----- EXTRACTED RECORDS -----

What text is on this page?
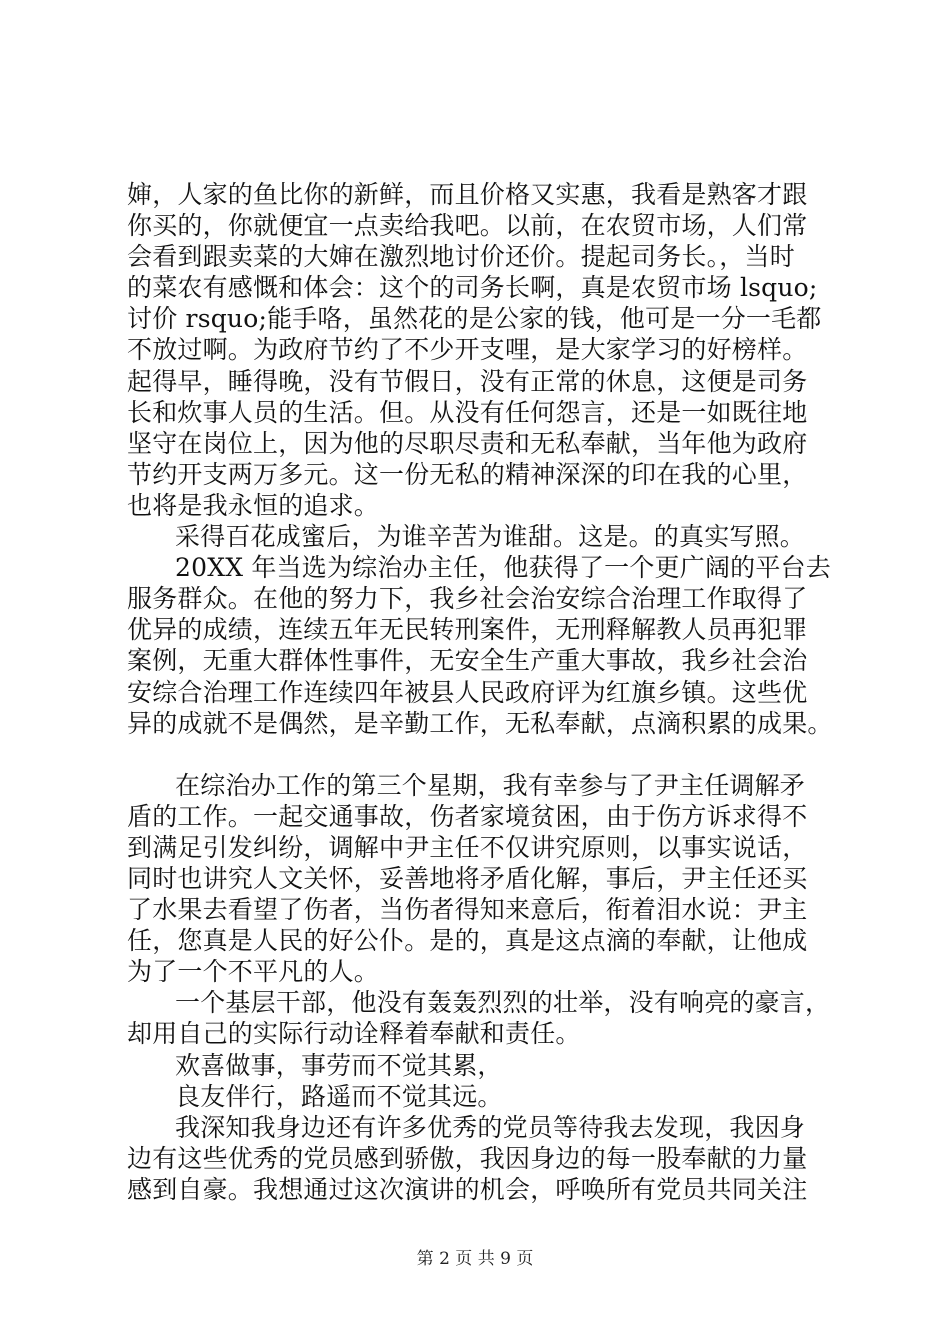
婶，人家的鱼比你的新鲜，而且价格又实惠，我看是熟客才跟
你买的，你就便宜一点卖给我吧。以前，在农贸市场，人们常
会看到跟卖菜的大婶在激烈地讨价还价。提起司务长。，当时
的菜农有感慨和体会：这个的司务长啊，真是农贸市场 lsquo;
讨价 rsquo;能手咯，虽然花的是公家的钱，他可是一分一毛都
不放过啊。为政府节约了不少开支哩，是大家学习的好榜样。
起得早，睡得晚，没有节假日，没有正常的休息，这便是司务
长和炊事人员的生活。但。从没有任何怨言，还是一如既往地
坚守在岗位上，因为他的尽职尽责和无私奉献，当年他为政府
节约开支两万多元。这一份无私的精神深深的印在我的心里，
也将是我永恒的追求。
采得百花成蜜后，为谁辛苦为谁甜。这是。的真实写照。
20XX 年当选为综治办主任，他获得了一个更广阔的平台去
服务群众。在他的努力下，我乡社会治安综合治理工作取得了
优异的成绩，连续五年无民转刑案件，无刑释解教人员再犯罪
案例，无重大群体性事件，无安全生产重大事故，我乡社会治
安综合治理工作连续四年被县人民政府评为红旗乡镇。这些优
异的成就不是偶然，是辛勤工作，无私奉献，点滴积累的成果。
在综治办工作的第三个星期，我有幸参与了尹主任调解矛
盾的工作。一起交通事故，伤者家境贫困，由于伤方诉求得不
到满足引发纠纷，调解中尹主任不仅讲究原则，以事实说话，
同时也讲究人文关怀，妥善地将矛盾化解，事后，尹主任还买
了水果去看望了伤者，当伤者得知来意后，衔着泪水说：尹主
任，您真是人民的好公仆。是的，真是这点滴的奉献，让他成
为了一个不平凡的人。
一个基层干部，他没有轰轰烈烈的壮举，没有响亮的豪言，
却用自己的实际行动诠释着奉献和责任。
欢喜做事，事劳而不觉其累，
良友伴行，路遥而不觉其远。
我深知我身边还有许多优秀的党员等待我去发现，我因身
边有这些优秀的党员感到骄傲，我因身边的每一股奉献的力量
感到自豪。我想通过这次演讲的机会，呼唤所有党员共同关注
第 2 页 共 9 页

-----
----- EXTRACTED RECORDS -----

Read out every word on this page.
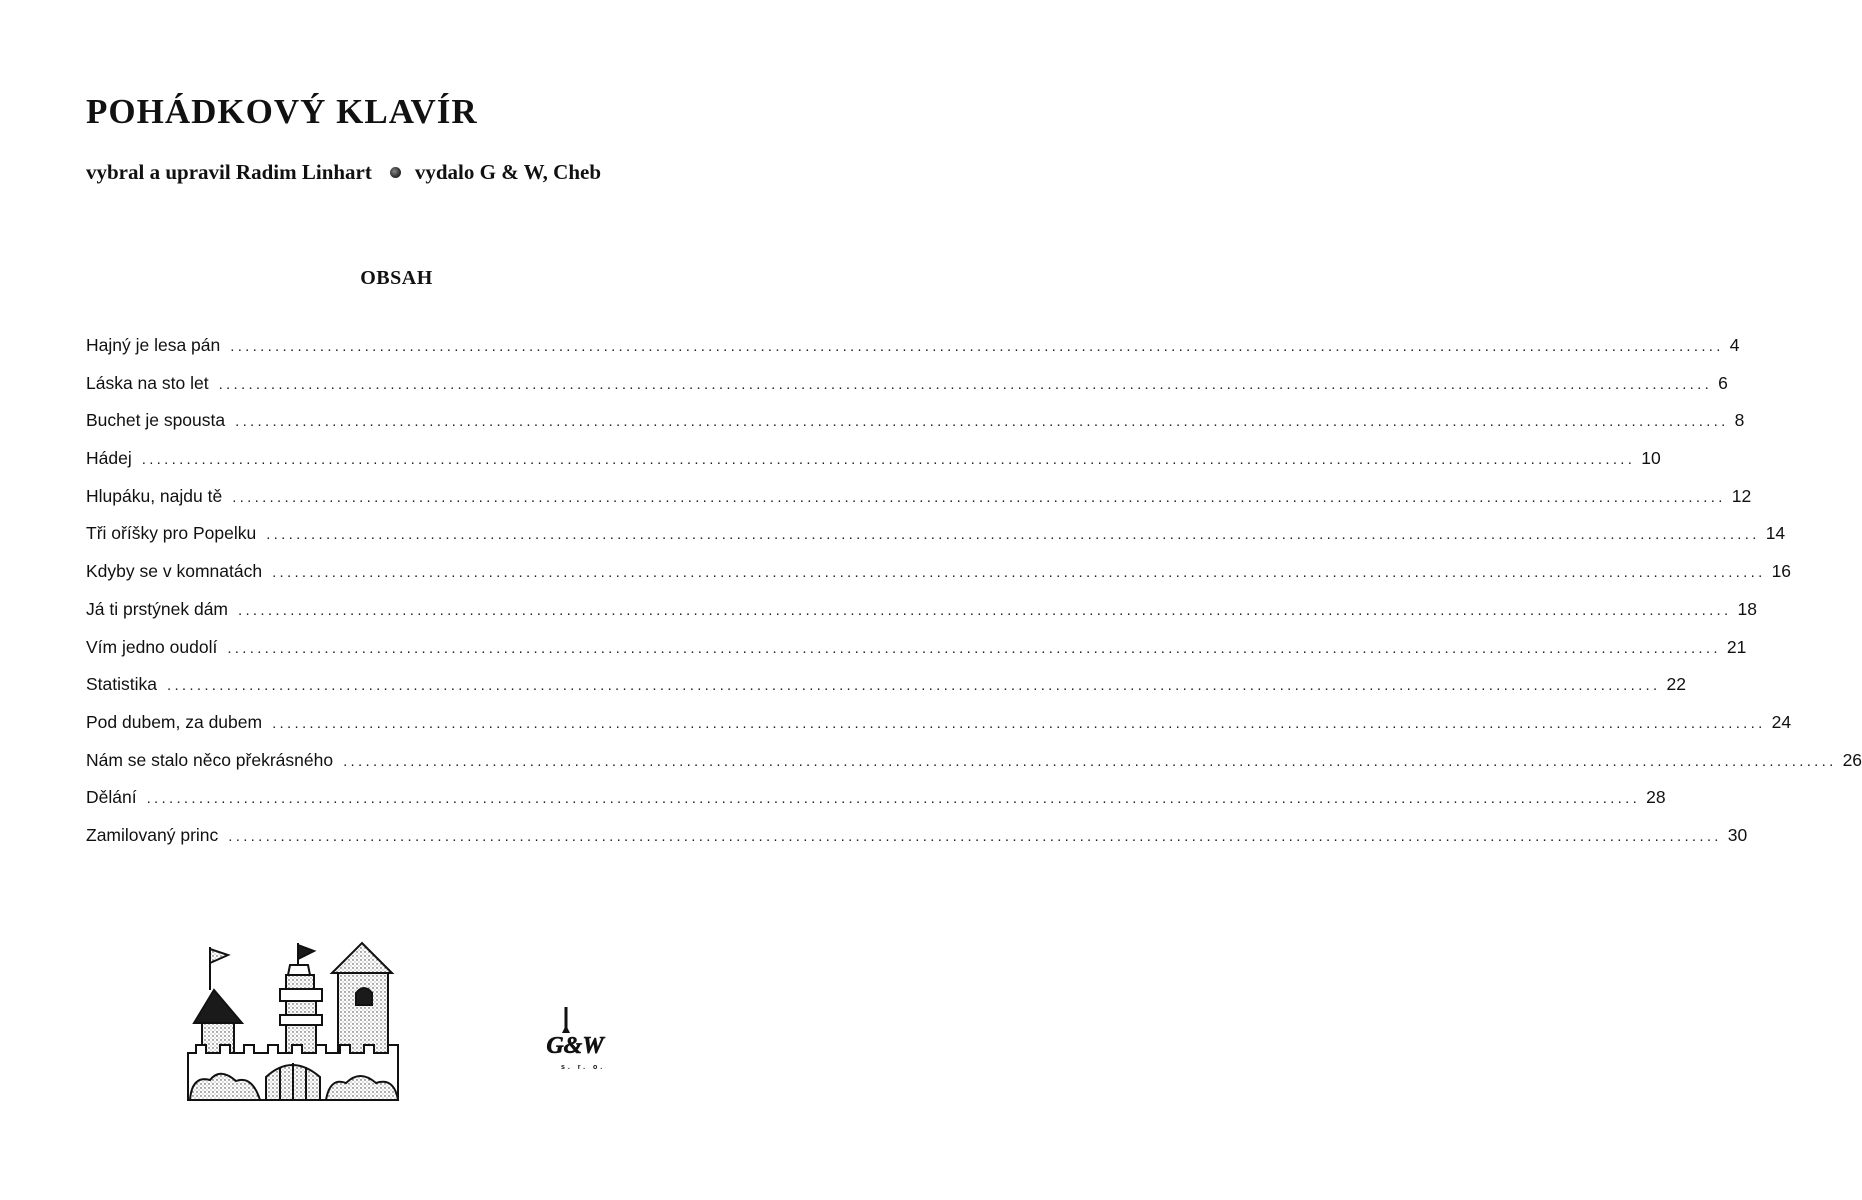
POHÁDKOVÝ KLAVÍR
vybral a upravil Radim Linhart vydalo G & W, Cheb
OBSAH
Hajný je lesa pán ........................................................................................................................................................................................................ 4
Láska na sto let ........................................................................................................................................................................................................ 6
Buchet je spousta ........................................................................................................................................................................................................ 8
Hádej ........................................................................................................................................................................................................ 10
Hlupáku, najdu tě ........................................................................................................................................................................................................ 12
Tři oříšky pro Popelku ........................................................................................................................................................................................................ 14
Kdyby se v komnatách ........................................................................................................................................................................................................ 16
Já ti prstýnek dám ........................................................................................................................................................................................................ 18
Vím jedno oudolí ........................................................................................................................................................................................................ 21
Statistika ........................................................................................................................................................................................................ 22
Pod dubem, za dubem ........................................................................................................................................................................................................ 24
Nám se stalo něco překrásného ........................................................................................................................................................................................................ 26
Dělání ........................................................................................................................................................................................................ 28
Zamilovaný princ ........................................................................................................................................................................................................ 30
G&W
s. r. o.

-----
----- EXTRACTED RECORDS -----

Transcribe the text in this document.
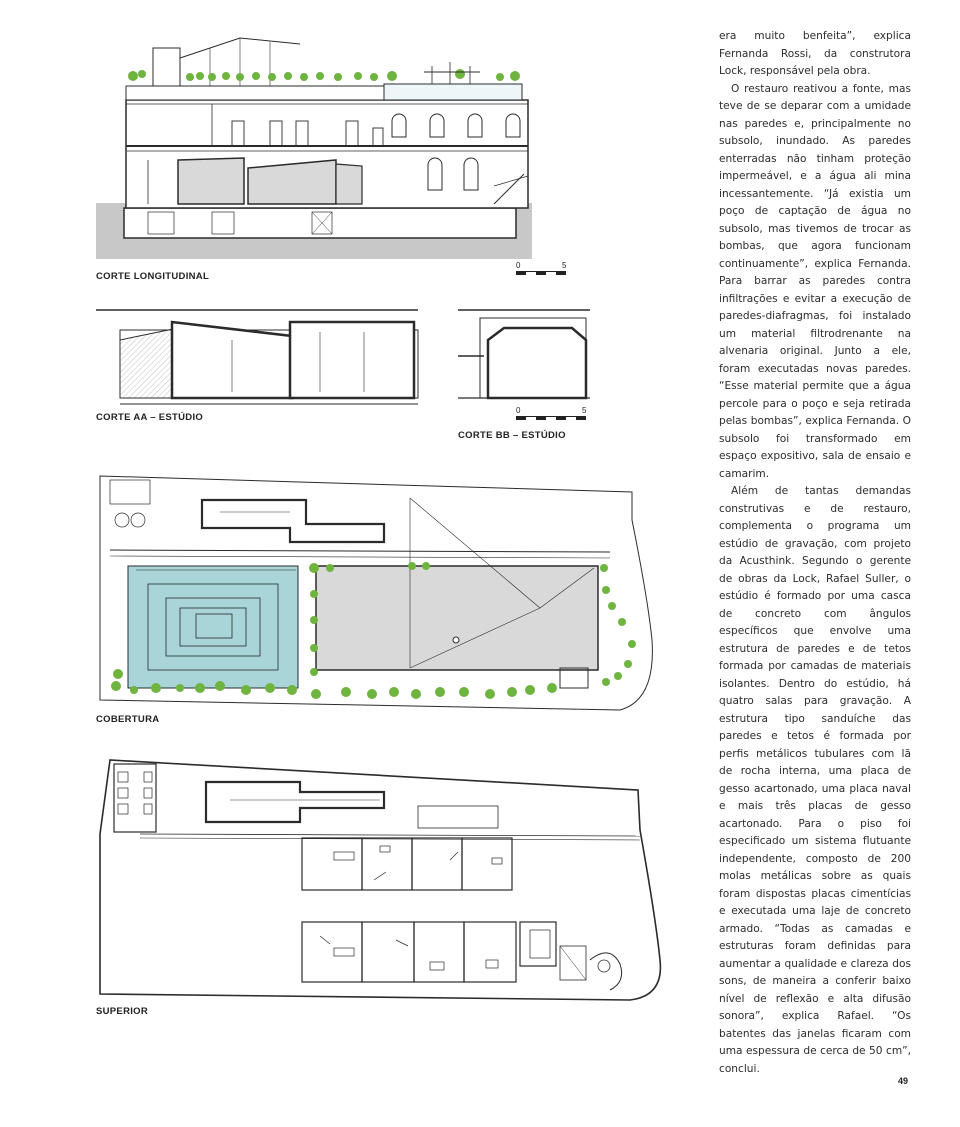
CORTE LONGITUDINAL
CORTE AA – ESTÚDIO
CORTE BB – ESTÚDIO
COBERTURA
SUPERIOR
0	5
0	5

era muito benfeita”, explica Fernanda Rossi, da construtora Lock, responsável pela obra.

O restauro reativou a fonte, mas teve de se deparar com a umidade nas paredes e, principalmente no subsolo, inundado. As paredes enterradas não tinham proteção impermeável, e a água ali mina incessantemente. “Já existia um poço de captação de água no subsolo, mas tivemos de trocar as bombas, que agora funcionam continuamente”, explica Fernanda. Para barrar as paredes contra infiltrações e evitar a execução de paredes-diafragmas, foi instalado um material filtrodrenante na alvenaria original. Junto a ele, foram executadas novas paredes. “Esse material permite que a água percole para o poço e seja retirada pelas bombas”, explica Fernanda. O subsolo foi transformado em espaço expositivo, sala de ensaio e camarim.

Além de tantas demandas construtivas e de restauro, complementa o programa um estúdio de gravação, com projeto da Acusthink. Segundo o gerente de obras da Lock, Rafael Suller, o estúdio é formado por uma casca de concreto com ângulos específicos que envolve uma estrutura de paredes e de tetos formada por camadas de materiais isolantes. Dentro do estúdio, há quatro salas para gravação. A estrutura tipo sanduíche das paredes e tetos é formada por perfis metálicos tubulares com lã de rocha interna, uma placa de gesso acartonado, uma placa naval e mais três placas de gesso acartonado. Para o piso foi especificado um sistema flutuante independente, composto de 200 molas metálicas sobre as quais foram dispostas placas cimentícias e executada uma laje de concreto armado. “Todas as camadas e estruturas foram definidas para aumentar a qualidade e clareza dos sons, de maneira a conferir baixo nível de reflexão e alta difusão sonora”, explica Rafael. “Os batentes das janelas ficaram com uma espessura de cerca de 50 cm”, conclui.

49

-----

▶ _PROBLEM STATEMENT_:
Pull every line holding "text" out of the records.

▶ _FINAL ANSWER_:
What text is on this page?
Transcribe the text in this document.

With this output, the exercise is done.